Set exercise — Make an exact copy of the data below, leaving out every picture.

....................

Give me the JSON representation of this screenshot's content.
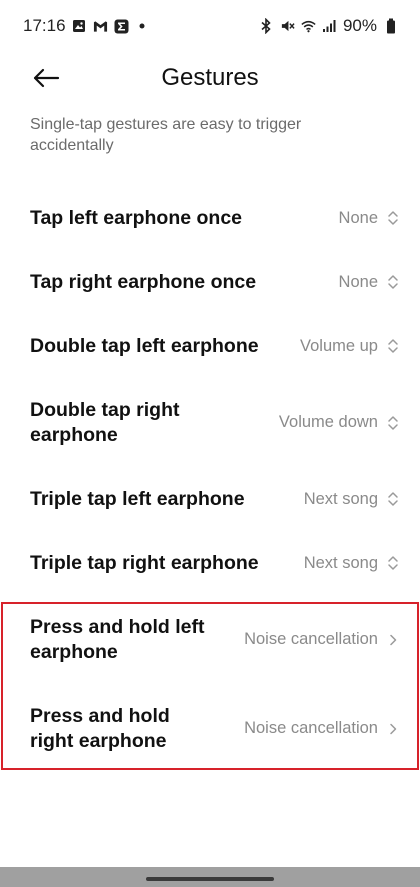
{
  "status_bar": {
    "time": "17:16",
    "battery": "90%"
  },
  "header": {
    "title": "Gestures"
  },
  "subtitle": "Single-tap gestures are easy to trigger accidentally",
  "settings": [
    {
      "label": "Tap left earphone once",
      "value": "None",
      "control": "updown"
    },
    {
      "label": "Tap right earphone once",
      "value": "None",
      "control": "updown"
    },
    {
      "label": "Double tap left earphone",
      "value": "Volume up",
      "control": "updown"
    },
    {
      "label": "Double tap right earphone",
      "value": "Volume down",
      "control": "updown"
    },
    {
      "label": "Triple tap left earphone",
      "value": "Next song",
      "control": "updown"
    },
    {
      "label": "Triple tap right earphone",
      "value": "Next song",
      "control": "updown"
    },
    {
      "label": "Press and hold left earphone",
      "value": "Noise cancellation",
      "control": "chevron-right"
    },
    {
      "label": "Press and hold right earphone",
      "value": "Noise cancellation",
      "control": "chevron-right"
    }
  ],
  "colors": {
    "highlight_border": "#d7222a",
    "value_text": "#8a8a8a",
    "subtitle_text": "#6b6b6b"
  }
}
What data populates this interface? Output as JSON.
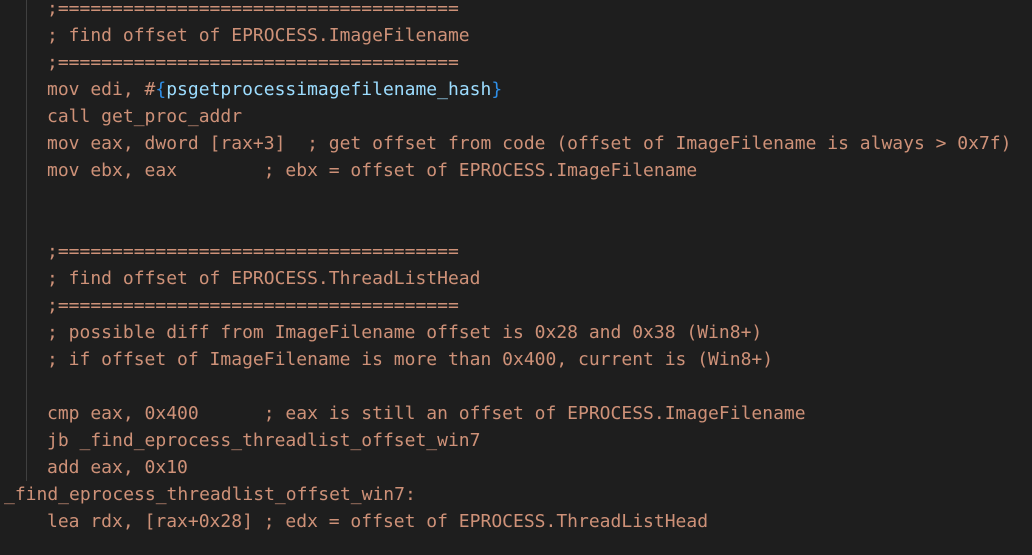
{
  "editor": {
    "lines": [
      ";=====================================",
      "; find offset of EPROCESS.ImageFilename",
      ";=====================================",
      "mov edi, #",
      "{",
      "psgetprocessimagefilename_hash",
      "}",
      "call get_proc_addr",
      "mov eax, dword [rax+3]  ; get offset from code (offset of ImageFilename is always > 0x7f)",
      "mov ebx, eax        ; ebx = offset of EPROCESS.ImageFilename",
      "",
      "",
      ";=====================================",
      "; find offset of EPROCESS.ThreadListHead",
      ";=====================================",
      "; possible diff from ImageFilename offset is 0x28 and 0x38 (Win8+)",
      "; if offset of ImageFilename is more than 0x400, current is (Win8+)",
      "",
      "cmp eax, 0x400      ; eax is still an offset of EPROCESS.ImageFilename",
      "jb _find_eprocess_threadlist_offset_win7",
      "add eax, 0x10",
      "_find_eprocess_threadlist_offset_win7:",
      "lea rdx, [rax+0x28] ; edx = offset of EPROCESS.ThreadListHead"
    ]
  }
}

....................

Final result —
Give me the JSON representation of this screenshot's content.
{
  "status_bar": {
    "time": "17:16",
    "battery": "90%"
  },
  "header": {
    "title": "Gestures"
  },
  "subtitle": "Single-tap gestures are easy to trigger accidentally",
  "settings": [
    {
      "label": "Tap left earphone once",
      "value": "None",
      "control": "updown"
    },
    {
      "label": "Tap right earphone once",
      "value": "None",
      "control": "updown"
    },
    {
      "label": "Double tap left earphone",
      "value": "Volume up",
      "control": "updown"
    },
    {
      "label": "Double tap right earphone",
      "value": "Volume down",
      "control": "updown"
    },
    {
      "label": "Triple tap left earphone",
      "value": "Next song",
      "control": "updown"
    },
    {
      "label": "Triple tap right earphone",
      "value": "Next song",
      "control": "updown"
    },
    {
      "label": "Press and hold left earphone",
      "value": "Noise cancellation",
      "control": "chevron-right"
    },
    {
      "label": "Press and hold right earphone",
      "value": "Noise cancellation",
      "control": "chevron-right"
    }
  ],
  "colors": {
    "highlight_border": "#d7222a",
    "value_text": "#8a8a8a",
    "subtitle_text": "#6b6b6b"
  }
}
What data populates this interface? Output as JSON.
{
  "editor": {
    "lines": [
      ";=====================================",
      "; find offset of EPROCESS.ImageFilename",
      ";=====================================",
      "mov edi, #",
      "{",
      "psgetprocessimagefilename_hash",
      "}",
      "call get_proc_addr",
      "mov eax, dword [rax+3]  ; get offset from code (offset of ImageFilename is always > 0x7f)",
      "mov ebx, eax        ; ebx = offset of EPROCESS.ImageFilename",
      "",
      "",
      ";=====================================",
      "; find offset of EPROCESS.ThreadListHead",
      ";=====================================",
      "; possible diff from ImageFilename offset is 0x28 and 0x38 (Win8+)",
      "; if offset of ImageFilename is more than 0x400, current is (Win8+)",
      "",
      "cmp eax, 0x400      ; eax is still an offset of EPROCESS.ImageFilename",
      "jb _find_eprocess_threadlist_offset_win7",
      "add eax, 0x10",
      "_find_eprocess_threadlist_offset_win7:",
      "lea rdx, [rax+0x28] ; edx = offset of EPROCESS.ThreadListHead"
    ]
  }
}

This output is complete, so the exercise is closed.